## Written task
Will you give every entry again exactly as it stands?

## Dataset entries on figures
━━━━━━━━━━

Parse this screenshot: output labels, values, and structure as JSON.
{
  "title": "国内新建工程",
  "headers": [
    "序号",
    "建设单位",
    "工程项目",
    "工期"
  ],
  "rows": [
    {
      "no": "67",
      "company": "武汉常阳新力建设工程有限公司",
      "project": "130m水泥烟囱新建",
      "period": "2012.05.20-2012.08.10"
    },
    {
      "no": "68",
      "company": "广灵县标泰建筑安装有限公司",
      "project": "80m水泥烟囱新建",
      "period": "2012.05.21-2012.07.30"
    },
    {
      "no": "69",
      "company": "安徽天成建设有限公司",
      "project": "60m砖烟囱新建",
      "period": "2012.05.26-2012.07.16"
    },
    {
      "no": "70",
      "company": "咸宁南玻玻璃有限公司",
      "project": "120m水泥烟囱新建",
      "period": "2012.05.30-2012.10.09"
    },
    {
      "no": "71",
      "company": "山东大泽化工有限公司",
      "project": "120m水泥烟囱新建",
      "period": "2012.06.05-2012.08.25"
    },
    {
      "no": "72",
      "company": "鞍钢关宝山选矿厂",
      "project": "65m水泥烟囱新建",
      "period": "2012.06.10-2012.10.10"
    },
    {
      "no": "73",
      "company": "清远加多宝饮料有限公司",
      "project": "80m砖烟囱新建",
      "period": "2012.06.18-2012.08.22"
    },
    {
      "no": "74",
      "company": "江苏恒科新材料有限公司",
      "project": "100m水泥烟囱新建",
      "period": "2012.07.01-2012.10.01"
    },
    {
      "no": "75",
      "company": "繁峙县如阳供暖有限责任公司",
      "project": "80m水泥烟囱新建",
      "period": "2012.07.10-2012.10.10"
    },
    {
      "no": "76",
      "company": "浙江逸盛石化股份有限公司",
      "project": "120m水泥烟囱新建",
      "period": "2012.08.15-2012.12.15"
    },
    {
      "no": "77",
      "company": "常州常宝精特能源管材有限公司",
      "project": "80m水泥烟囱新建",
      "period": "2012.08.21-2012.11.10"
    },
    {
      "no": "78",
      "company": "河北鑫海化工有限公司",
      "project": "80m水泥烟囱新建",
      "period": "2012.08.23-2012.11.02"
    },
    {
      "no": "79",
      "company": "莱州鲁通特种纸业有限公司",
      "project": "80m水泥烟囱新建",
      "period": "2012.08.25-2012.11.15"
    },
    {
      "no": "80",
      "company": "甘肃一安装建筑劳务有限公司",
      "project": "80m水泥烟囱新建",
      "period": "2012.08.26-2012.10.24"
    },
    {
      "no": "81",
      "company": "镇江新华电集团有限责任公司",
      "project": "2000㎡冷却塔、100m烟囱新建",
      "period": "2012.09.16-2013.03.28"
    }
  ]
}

━━━━━━━━━━

## Answer for this exercise
Parse this screenshot: output labels, values, and structure as JSON.
{
  "title": "国内新建工程",
  "headers": [
    "序号",
    "建设单位",
    "工程项目",
    "工期"
  ],
  "rows": [
    {
      "no": "67",
      "company": "武汉常阳新力建设工程有限公司",
      "project": "130m水泥烟囱新建",
      "period": "2012.05.20-2012.08.10"
    },
    {
      "no": "68",
      "company": "广灵县标泰建筑安装有限公司",
      "project": "80m水泥烟囱新建",
      "period": "2012.05.21-2012.07.30"
    },
    {
      "no": "69",
      "company": "安徽天成建设有限公司",
      "project": "60m砖烟囱新建",
      "period": "2012.05.26-2012.07.16"
    },
    {
      "no": "70",
      "company": "咸宁南玻玻璃有限公司",
      "project": "120m水泥烟囱新建",
      "period": "2012.05.30-2012.10.09"
    },
    {
      "no": "71",
      "company": "山东大泽化工有限公司",
      "project": "120m水泥烟囱新建",
      "period": "2012.06.05-2012.08.25"
    },
    {
      "no": "72",
      "company": "鞍钢关宝山选矿厂",
      "project": "65m水泥烟囱新建",
      "period": "2012.06.10-2012.10.10"
    },
    {
      "no": "73",
      "company": "清远加多宝饮料有限公司",
      "project": "80m砖烟囱新建",
      "period": "2012.06.18-2012.08.22"
    },
    {
      "no": "74",
      "company": "江苏恒科新材料有限公司",
      "project": "100m水泥烟囱新建",
      "period": "2012.07.01-2012.10.01"
    },
    {
      "no": "75",
      "company": "繁峙县如阳供暖有限责任公司",
      "project": "80m水泥烟囱新建",
      "period": "2012.07.10-2012.10.10"
    },
    {
      "no": "76",
      "company": "浙江逸盛石化股份有限公司",
      "project": "120m水泥烟囱新建",
      "period": "2012.08.15-2012.12.15"
    },
    {
      "no": "77",
      "company": "常州常宝精特能源管材有限公司",
      "project": "80m水泥烟囱新建",
      "period": "2012.08.21-2012.11.10"
    },
    {
      "no": "78",
      "company": "河北鑫海化工有限公司",
      "project": "80m水泥烟囱新建",
      "period": "2012.08.23-2012.11.02"
    },
    {
      "no": "79",
      "company": "莱州鲁通特种纸业有限公司",
      "project": "80m水泥烟囱新建",
      "period": "2012.08.25-2012.11.15"
    },
    {
      "no": "80",
      "company": "甘肃一安装建筑劳务有限公司",
      "project": "80m水泥烟囱新建",
      "period": "2012.08.26-2012.10.24"
    },
    {
      "no": "81",
      "company": "镇江新华电集团有限责任公司",
      "project": "2000㎡冷却塔、100m烟囱新建",
      "period": "2012.09.16-2013.03.28"
    }
  ]
}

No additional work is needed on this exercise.